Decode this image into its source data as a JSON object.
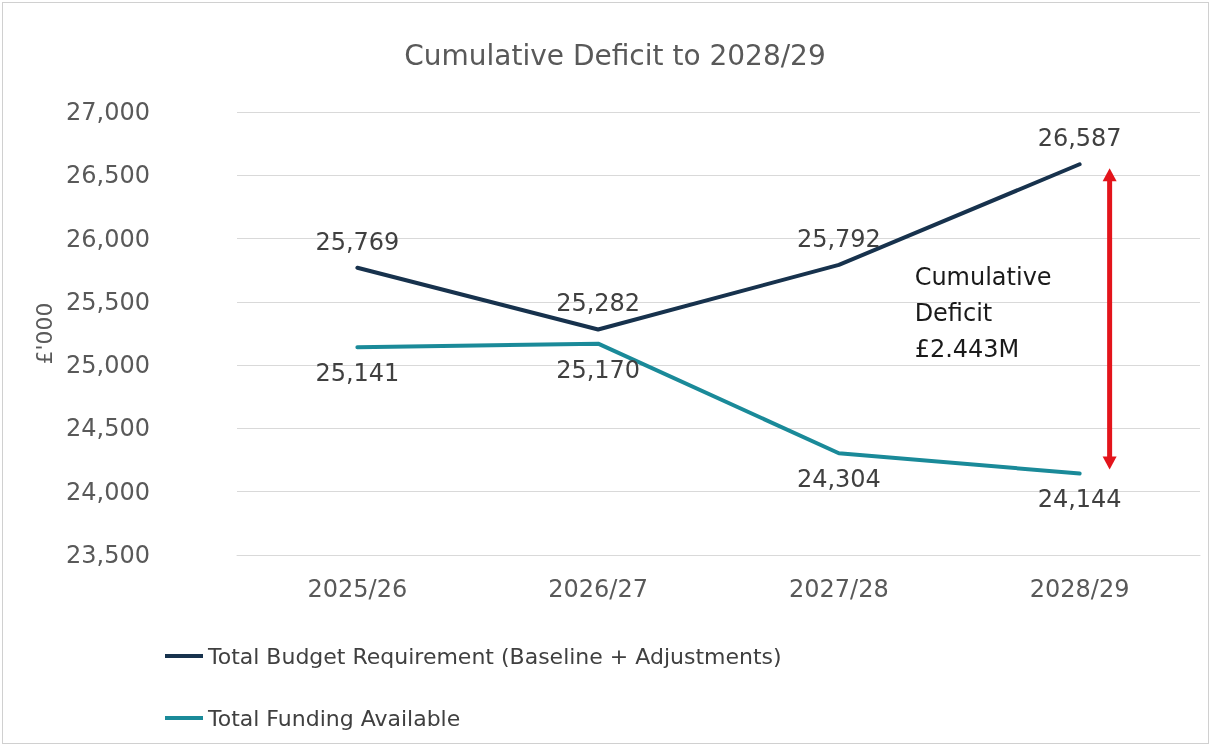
{
  "chart_data": {
    "type": "line",
    "title": "Cumulative Deficit to 2028/29",
    "ylabel": "£'000",
    "categories": [
      "2025/26",
      "2026/27",
      "2027/28",
      "2028/29"
    ],
    "series": [
      {
        "name": "Total Budget Requirement (Baseline + Adjustments)",
        "color": "#17324d",
        "values": [
          25769,
          25282,
          25792,
          26587
        ],
        "value_labels": [
          "25,769",
          "25,282",
          "25,792",
          "26,587"
        ]
      },
      {
        "name": "Total Funding Available",
        "color": "#1a8a99",
        "values": [
          25141,
          25170,
          24304,
          24144
        ],
        "value_labels": [
          "25,141",
          "25,170",
          "24,304",
          "24,144"
        ]
      }
    ],
    "ylim": [
      23500,
      27000
    ],
    "yticks": [
      {
        "value": 23500,
        "label": "23,500"
      },
      {
        "value": 24000,
        "label": "24,000"
      },
      {
        "value": 24500,
        "label": "24,500"
      },
      {
        "value": 25000,
        "label": "25,000"
      },
      {
        "value": 25500,
        "label": "25,500"
      },
      {
        "value": 26000,
        "label": "26,000"
      },
      {
        "value": 26500,
        "label": "26,500"
      },
      {
        "value": 27000,
        "label": "27,000"
      }
    ],
    "grid": "y",
    "legend": "bottom left",
    "marker": "none",
    "line_style": "solid",
    "annotations": [
      "Cumulative\nDeficit\n£2.443M"
    ]
  }
}
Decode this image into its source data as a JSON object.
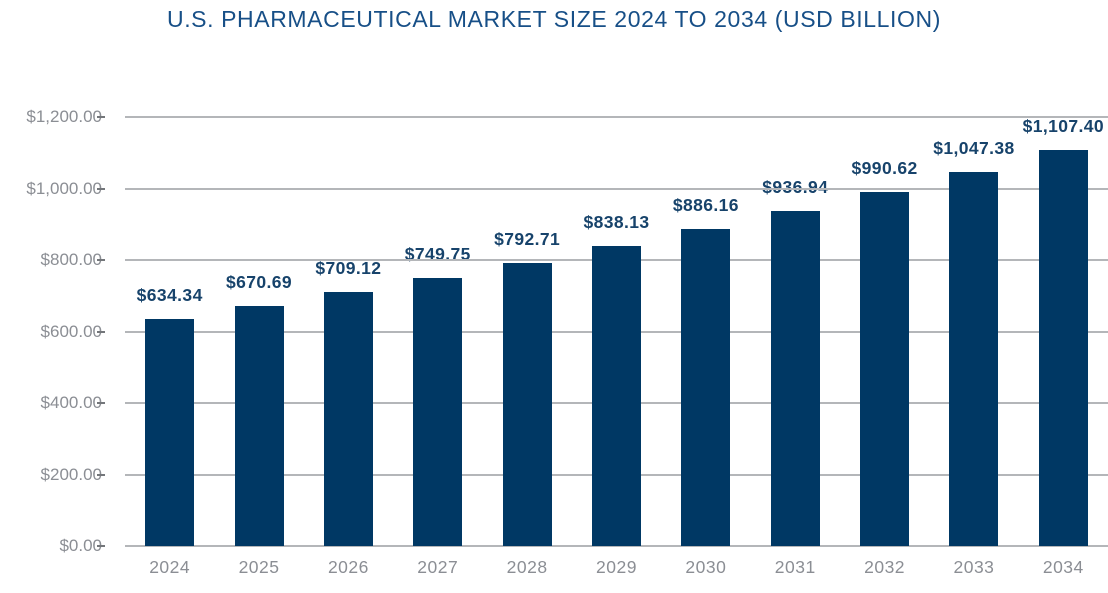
{
  "chart_data": {
    "type": "bar",
    "title": "U.S. PHARMACEUTICAL MARKET SIZE 2024 TO 2034 (USD BILLION)",
    "categories": [
      "2024",
      "2025",
      "2026",
      "2027",
      "2028",
      "2029",
      "2030",
      "2031",
      "2032",
      "2033",
      "2034"
    ],
    "values": [
      634.34,
      670.69,
      709.12,
      749.75,
      792.71,
      838.13,
      886.16,
      936.94,
      990.62,
      1047.38,
      1107.4
    ],
    "value_labels": [
      "$634.34",
      "$670.69",
      "$709.12",
      "$749.75",
      "$792.71",
      "$838.13",
      "$886.16",
      "$936.94",
      "$990.62",
      "$1,047.38",
      "$1,107.40"
    ],
    "xlabel": "",
    "ylabel": "",
    "ylim": [
      0,
      1200
    ],
    "ytick_step": 200,
    "ytick_labels": [
      "$0.00",
      "$200.00",
      "$400.00",
      "$600.00",
      "$800.00",
      "$1,000.00",
      "$1,200.00"
    ],
    "grid": true,
    "legend": false,
    "colors": {
      "bar": "#003864",
      "title": "#174f87",
      "value_label": "#17436b",
      "axis_text": "#8b8e94",
      "gridline": "#b4b6b9",
      "tick": "#73767a",
      "background": "#ffffff"
    }
  }
}
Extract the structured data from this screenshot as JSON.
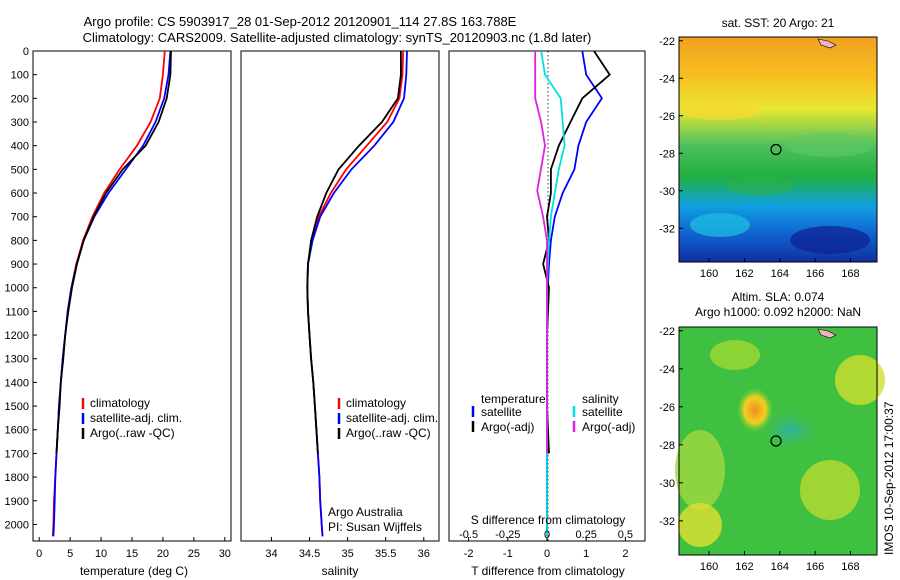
{
  "header": {
    "line1": "Argo profile: CS 5903917_28 01-Sep-2012 20120901_114 27.8S 163.788E",
    "line2": "Climatology: CARS2009. Satellite-adjusted climatology: synTS_20120903.nc (1.8d later)"
  },
  "colors": {
    "climatology": "#ff0000",
    "satellite": "#0000ff",
    "argo": "#000000",
    "sal_satellite": "#00e0e0",
    "sal_argo": "#e020e0"
  },
  "chart_data": [
    {
      "type": "line",
      "xlabel": "temperature (deg C)",
      "ylabel": "",
      "xlim": [
        -1,
        31
      ],
      "ylim": [
        2070,
        0
      ],
      "x_ticks": [
        "0",
        "5",
        "10",
        "15",
        "20",
        "25",
        "30"
      ],
      "y_ticks": [
        "0",
        "100",
        "200",
        "300",
        "400",
        "500",
        "600",
        "700",
        "800",
        "900",
        "1000",
        "1100",
        "1200",
        "1300",
        "1400",
        "1500",
        "1600",
        "1700",
        "1800",
        "1900",
        "2000"
      ],
      "legend": [
        "climatology",
        "satellite-adj. clim.",
        "Argo(..raw -QC)"
      ],
      "legend_position": "lower-center",
      "series": [
        {
          "name": "climatology",
          "color": "#ff0000",
          "x": [
            20.3,
            20.0,
            19.5,
            18.0,
            15.8,
            13.0,
            10.5,
            8.6,
            7.1,
            6.0,
            5.2,
            4.6,
            4.2,
            3.8,
            3.5,
            3.2,
            3.0,
            2.8,
            2.6,
            2.4,
            2.3,
            2.2
          ],
          "y": [
            0,
            100,
            200,
            300,
            400,
            500,
            600,
            700,
            800,
            900,
            1000,
            1100,
            1200,
            1300,
            1400,
            1500,
            1600,
            1700,
            1800,
            1900,
            2000,
            2050
          ]
        },
        {
          "name": "satellite-adj. clim.",
          "color": "#0000ff",
          "x": [
            21.2,
            20.9,
            20.2,
            18.8,
            16.8,
            14.0,
            11.2,
            8.9,
            7.2,
            6.1,
            5.2,
            4.6,
            4.2,
            3.8,
            3.5,
            3.2,
            3.0,
            2.8,
            2.6,
            2.5,
            2.4,
            2.3
          ],
          "y": [
            0,
            100,
            200,
            300,
            400,
            500,
            600,
            700,
            800,
            900,
            1000,
            1100,
            1200,
            1300,
            1400,
            1500,
            1600,
            1700,
            1800,
            1900,
            2000,
            2050
          ]
        },
        {
          "name": "Argo(..raw -QC)",
          "color": "#000000",
          "x": [
            21.3,
            21.2,
            20.6,
            19.3,
            17.2,
            13.5,
            10.8,
            8.8,
            7.2,
            6.1,
            5.3,
            4.7,
            4.2,
            3.9,
            3.5,
            3.3,
            3.0,
            2.8
          ],
          "y": [
            0,
            100,
            200,
            300,
            400,
            500,
            600,
            700,
            800,
            900,
            1000,
            1100,
            1200,
            1300,
            1400,
            1500,
            1600,
            1700
          ]
        }
      ]
    },
    {
      "type": "line",
      "xlabel": "salinity",
      "xlim": [
        33.6,
        36.2
      ],
      "ylim": [
        2070,
        0
      ],
      "x_ticks": [
        "34",
        "34.5",
        "35",
        "35.5",
        "36"
      ],
      "legend": [
        "climatology",
        "satellite-adj. clim.",
        "Argo(..raw -QC)"
      ],
      "legend_position": "lower-center",
      "annotation": [
        "Argo Australia",
        "PI: Susan Wijffels"
      ],
      "series": [
        {
          "name": "climatology",
          "color": "#ff0000",
          "x": [
            35.73,
            35.72,
            35.68,
            35.52,
            35.25,
            34.98,
            34.78,
            34.62,
            34.53,
            34.48,
            34.47,
            34.48,
            34.5,
            34.52,
            34.55,
            34.57,
            34.59,
            34.61,
            34.63,
            34.64,
            34.66,
            34.67
          ],
          "y": [
            0,
            100,
            200,
            300,
            400,
            500,
            600,
            700,
            800,
            900,
            1000,
            1100,
            1200,
            1300,
            1400,
            1500,
            1600,
            1700,
            1800,
            1900,
            2000,
            2050
          ]
        },
        {
          "name": "satellite-adj. clim.",
          "color": "#0000ff",
          "x": [
            35.78,
            35.77,
            35.74,
            35.6,
            35.35,
            35.05,
            34.82,
            34.64,
            34.54,
            34.48,
            34.47,
            34.48,
            34.5,
            34.52,
            34.55,
            34.57,
            34.59,
            34.61,
            34.63,
            34.64,
            34.66,
            34.67
          ],
          "y": [
            0,
            100,
            200,
            300,
            400,
            500,
            600,
            700,
            800,
            900,
            1000,
            1100,
            1200,
            1300,
            1400,
            1500,
            1600,
            1700,
            1800,
            1900,
            2000,
            2050
          ]
        },
        {
          "name": "Argo(..raw -QC)",
          "color": "#000000",
          "x": [
            35.7,
            35.7,
            35.66,
            35.45,
            35.15,
            34.88,
            34.72,
            34.6,
            34.52,
            34.48,
            34.47,
            34.48,
            34.5,
            34.52,
            34.55,
            34.57,
            34.59,
            34.61
          ],
          "y": [
            0,
            100,
            200,
            300,
            400,
            500,
            600,
            700,
            800,
            900,
            1000,
            1100,
            1200,
            1300,
            1400,
            1500,
            1600,
            1700
          ]
        }
      ]
    },
    {
      "type": "line",
      "xlabel": "T difference from climatology",
      "xlabel_top": "S difference from climatology",
      "xlim": [
        -2.5,
        2.5
      ],
      "ylim": [
        2070,
        0
      ],
      "x_ticks": [
        "-2",
        "-1",
        "0",
        "1",
        "2"
      ],
      "x_ticks_salinity": [
        "-0.5",
        "-0.25",
        "0",
        "0.25",
        "0.5"
      ],
      "legend_temperature": [
        "temperature",
        "satellite",
        "Argo(-adj)"
      ],
      "legend_salinity": [
        "salinity",
        "satellite",
        "Argo(-adj)"
      ],
      "legend_position": "lower-center",
      "series": [
        {
          "name": "satellite",
          "color": "#0000ff",
          "x": [
            0.9,
            1.0,
            1.4,
            1.0,
            0.8,
            0.7,
            0.4,
            0.2,
            0.1,
            0.05,
            0.02,
            0.0,
            0.0,
            0.0,
            0.0
          ],
          "y": [
            0,
            100,
            200,
            300,
            400,
            500,
            600,
            700,
            800,
            900,
            1000,
            1200,
            1500,
            1800,
            2050
          ]
        },
        {
          "name": "Argo(-adj)",
          "color": "#000000",
          "x": [
            1.2,
            1.6,
            0.9,
            0.6,
            0.3,
            0.1,
            0.1,
            0.0,
            0.05,
            -0.1,
            0.05,
            0.0,
            0.0,
            0.05
          ],
          "y": [
            0,
            100,
            200,
            300,
            400,
            500,
            600,
            700,
            800,
            900,
            1000,
            1200,
            1500,
            1700
          ]
        },
        {
          "name": "salinity satellite",
          "color": "#00e0e0",
          "x": [
            -0.15,
            -0.05,
            0.35,
            0.4,
            0.45,
            0.3,
            0.2,
            0.1,
            0.05,
            0.02,
            0.0,
            0.0,
            0.0,
            0.0
          ],
          "y": [
            0,
            100,
            200,
            300,
            400,
            500,
            600,
            700,
            800,
            900,
            1000,
            1300,
            1600,
            2050
          ]
        },
        {
          "name": "salinity Argo(-adj)",
          "color": "#e020e0",
          "x": [
            -0.3,
            -0.3,
            -0.3,
            -0.15,
            -0.05,
            -0.25,
            -0.1,
            0.0,
            0.0,
            0.0,
            0.0,
            0.0
          ],
          "y": [
            0,
            100,
            200,
            300,
            400,
            590,
            700,
            800,
            900,
            1200,
            1500,
            1700
          ]
        }
      ]
    },
    {
      "type": "heatmap",
      "title": "sat. SST: 20 Argo: 21",
      "x_ticks": [
        "160",
        "162",
        "164",
        "166",
        "168"
      ],
      "y_ticks": [
        "-22",
        "-24",
        "-26",
        "-28",
        "-30",
        "-32"
      ],
      "xlim": [
        158.3,
        169.5
      ],
      "ylim": [
        -33.8,
        -21.8
      ],
      "marker": {
        "lon": 163.788,
        "lat": -27.8
      }
    },
    {
      "type": "heatmap",
      "title_line1": "Altim. SLA: 0.074",
      "title_line2": "Argo h1000: 0.092 h2000: NaN",
      "x_ticks": [
        "160",
        "162",
        "164",
        "166",
        "168"
      ],
      "y_ticks": [
        "-22",
        "-24",
        "-26",
        "-28",
        "-30",
        "-32"
      ],
      "xlim": [
        158.3,
        169.5
      ],
      "ylim": [
        -33.8,
        -21.8
      ],
      "marker": {
        "lon": 163.788,
        "lat": -27.8
      }
    }
  ],
  "footer": {
    "stamp": "IMOS 10-Sep-2012 17:00:37"
  }
}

^^^^^^^^

**Stated goal:** Identify every line holding the word "from" and copy it out.

**Result below:**
Extract the structured data from this screenshot as JSON.
      "xlabel": "T difference from climatology",
      "xlabel_top": "S difference from climatology",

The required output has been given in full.